>> Begin Dataset records
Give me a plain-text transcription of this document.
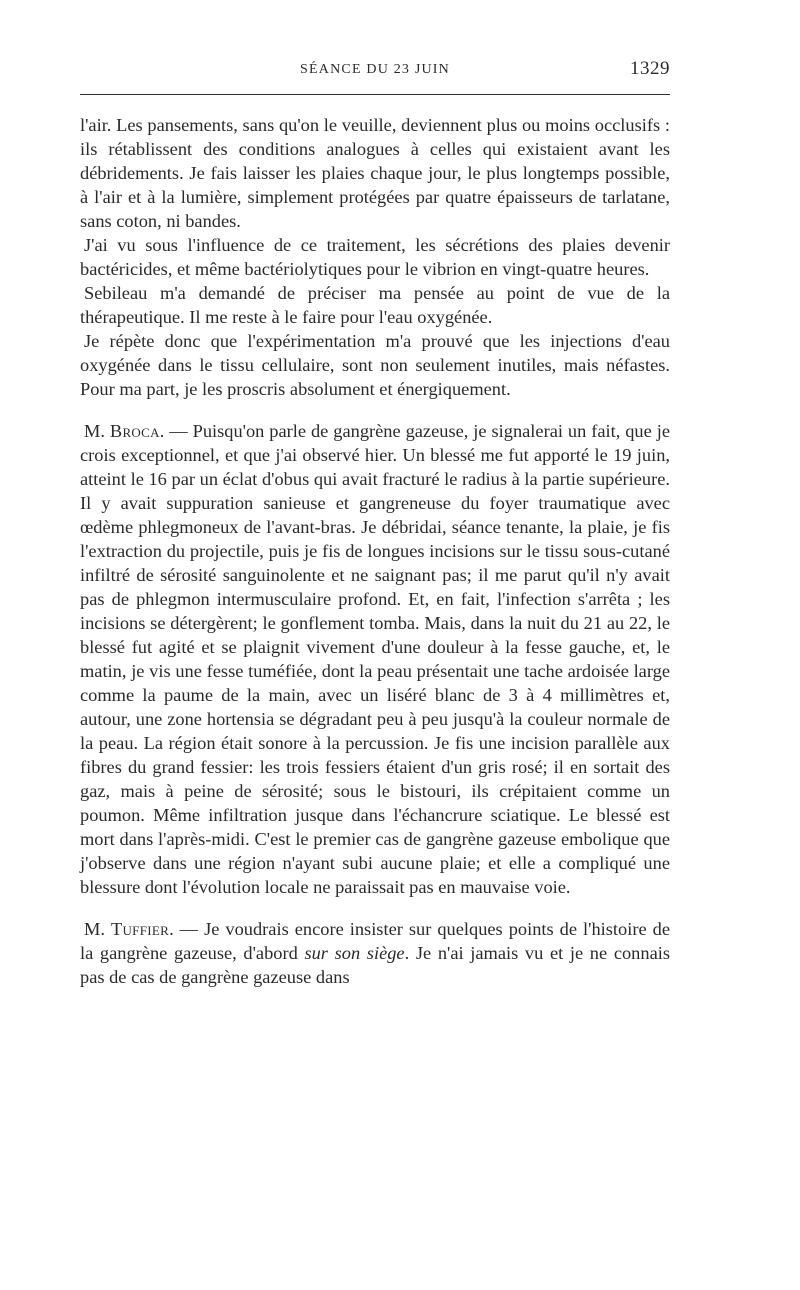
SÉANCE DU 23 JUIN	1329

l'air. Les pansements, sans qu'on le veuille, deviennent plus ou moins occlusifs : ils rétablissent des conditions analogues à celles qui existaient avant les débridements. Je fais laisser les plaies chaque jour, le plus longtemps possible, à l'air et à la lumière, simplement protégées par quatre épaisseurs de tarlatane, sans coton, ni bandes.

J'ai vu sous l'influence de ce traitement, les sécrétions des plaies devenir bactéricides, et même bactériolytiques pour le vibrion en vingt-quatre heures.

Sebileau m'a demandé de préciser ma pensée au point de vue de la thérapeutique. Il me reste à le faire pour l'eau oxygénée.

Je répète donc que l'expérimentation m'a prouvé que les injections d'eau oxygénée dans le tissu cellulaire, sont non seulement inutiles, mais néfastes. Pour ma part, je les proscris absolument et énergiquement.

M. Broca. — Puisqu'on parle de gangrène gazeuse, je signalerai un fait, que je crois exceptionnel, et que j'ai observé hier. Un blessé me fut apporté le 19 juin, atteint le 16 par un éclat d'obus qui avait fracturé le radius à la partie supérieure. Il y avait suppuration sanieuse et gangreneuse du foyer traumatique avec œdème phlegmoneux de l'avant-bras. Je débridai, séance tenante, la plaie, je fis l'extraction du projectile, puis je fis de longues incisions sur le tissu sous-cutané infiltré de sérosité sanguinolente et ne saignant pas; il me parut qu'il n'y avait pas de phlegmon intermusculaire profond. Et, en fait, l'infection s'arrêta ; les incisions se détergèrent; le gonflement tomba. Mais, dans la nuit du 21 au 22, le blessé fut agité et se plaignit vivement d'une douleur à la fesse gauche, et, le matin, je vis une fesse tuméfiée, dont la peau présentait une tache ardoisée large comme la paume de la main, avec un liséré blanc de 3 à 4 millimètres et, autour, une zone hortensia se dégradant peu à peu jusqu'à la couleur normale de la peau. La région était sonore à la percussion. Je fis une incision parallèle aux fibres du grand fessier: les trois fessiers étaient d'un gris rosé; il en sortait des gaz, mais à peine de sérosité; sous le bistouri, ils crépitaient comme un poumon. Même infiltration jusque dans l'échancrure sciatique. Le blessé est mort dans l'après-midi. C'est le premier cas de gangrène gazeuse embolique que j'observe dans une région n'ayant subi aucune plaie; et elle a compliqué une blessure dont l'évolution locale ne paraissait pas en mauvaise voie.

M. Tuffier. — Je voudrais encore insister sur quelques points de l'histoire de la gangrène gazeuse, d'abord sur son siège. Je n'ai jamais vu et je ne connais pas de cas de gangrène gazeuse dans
>> End Dataset records
>> Begin Dataset records
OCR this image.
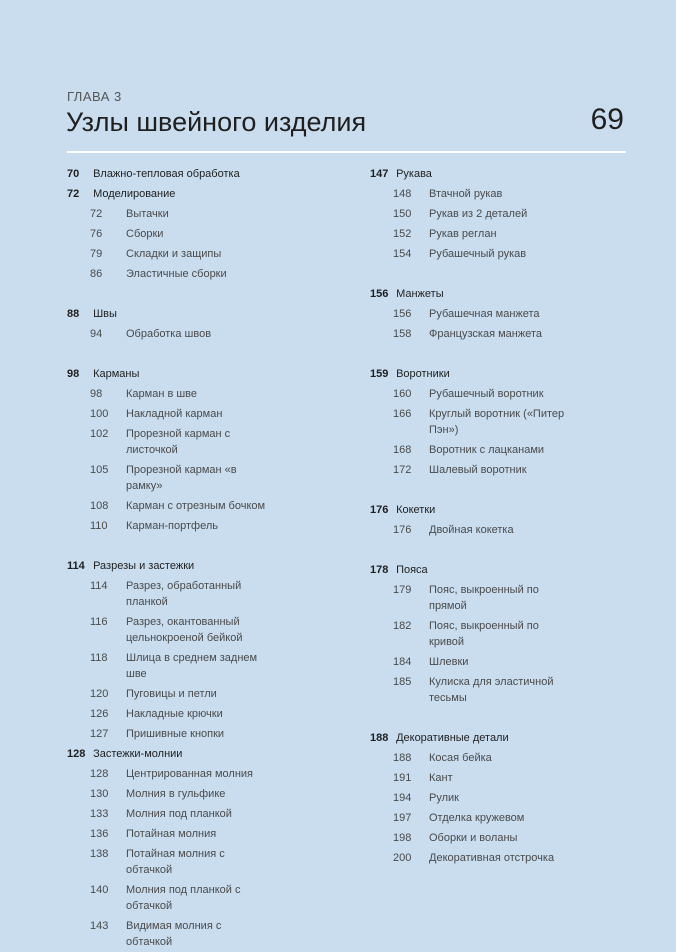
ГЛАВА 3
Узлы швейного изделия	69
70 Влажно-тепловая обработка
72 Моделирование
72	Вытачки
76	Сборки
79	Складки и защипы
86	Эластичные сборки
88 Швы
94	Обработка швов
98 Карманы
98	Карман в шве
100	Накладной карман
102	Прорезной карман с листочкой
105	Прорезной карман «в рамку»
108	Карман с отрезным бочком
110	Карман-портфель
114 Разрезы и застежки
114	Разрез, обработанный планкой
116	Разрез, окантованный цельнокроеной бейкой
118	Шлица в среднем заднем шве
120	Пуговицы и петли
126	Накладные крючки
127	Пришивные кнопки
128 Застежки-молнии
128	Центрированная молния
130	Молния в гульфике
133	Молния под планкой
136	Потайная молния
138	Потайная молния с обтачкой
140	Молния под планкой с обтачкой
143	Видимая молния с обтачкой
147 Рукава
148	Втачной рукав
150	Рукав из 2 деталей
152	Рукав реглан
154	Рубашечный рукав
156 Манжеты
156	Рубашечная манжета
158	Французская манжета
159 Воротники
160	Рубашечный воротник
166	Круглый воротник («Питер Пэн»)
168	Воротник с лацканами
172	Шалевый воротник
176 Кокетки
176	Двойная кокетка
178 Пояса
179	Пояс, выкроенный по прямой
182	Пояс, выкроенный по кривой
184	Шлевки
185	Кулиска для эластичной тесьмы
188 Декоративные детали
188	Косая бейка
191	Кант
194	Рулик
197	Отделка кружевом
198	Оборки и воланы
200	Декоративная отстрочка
>> End Dataset records
» **What this task involves**
Copy out each line of the listing that holds "sous".

» **Reply to the exercise**
J'ai vu sous l'influence de ce traitement, les sécrétions des plaies devenir bactéricides, et même bactériolytiques pour le vibrion en vingt-quatre heures.
M. Broca. — Puisqu'on parle de gangrène gazeuse, je signalerai un fait, que je crois exceptionnel, et que j'ai observé hier. Un blessé me fut apporté le 19 juin, atteint le 16 par un éclat d'obus qui avait fracturé le radius à la partie supérieure. Il y avait suppuration sanieuse et gangreneuse du foyer traumatique avec œdème phlegmoneux de l'avant-bras. Je débridai, séance tenante, la plaie, je fis l'extraction du projectile, puis je fis de longues incisions sur le tissu sous-cutané infiltré de sérosité sanguinolente et ne saignant pas; il me parut qu'il n'y avait pas de phlegmon intermusculaire profond. Et, en fait, l'infection s'arrêta ; les incisions se détergèrent; le gonflement tomba. Mais, dans la nuit du 21 au 22, le blessé fut agité et se plaignit vivement d'une douleur à la fesse gauche, et, le matin, je vis une fesse tuméfiée, dont la peau présentait une tache ardoisée large comme la paume de la main, avec un liséré blanc de 3 à 4 millimètres et, autour, une zone hortensia se dégradant peu à peu jusqu'à la couleur normale de la peau. La région était sonore à la percussion. Je fis une incision parallèle aux fibres du grand fessier: les trois fessiers étaient d'un gris rosé; il en sortait des gaz, mais à peine de sérosité; sous le bistouri, ils crépitaient comme un poumon. Même infiltration jusque dans l'échancrure sciatique. Le blessé est mort dans l'après-midi. C'est le premier cas de gangrène gazeuse embolique que j'observe dans une région n'ayant subi aucune plaie; et elle a compliqué une blessure dont l'évolution locale ne paraissait pas en mauvaise voie.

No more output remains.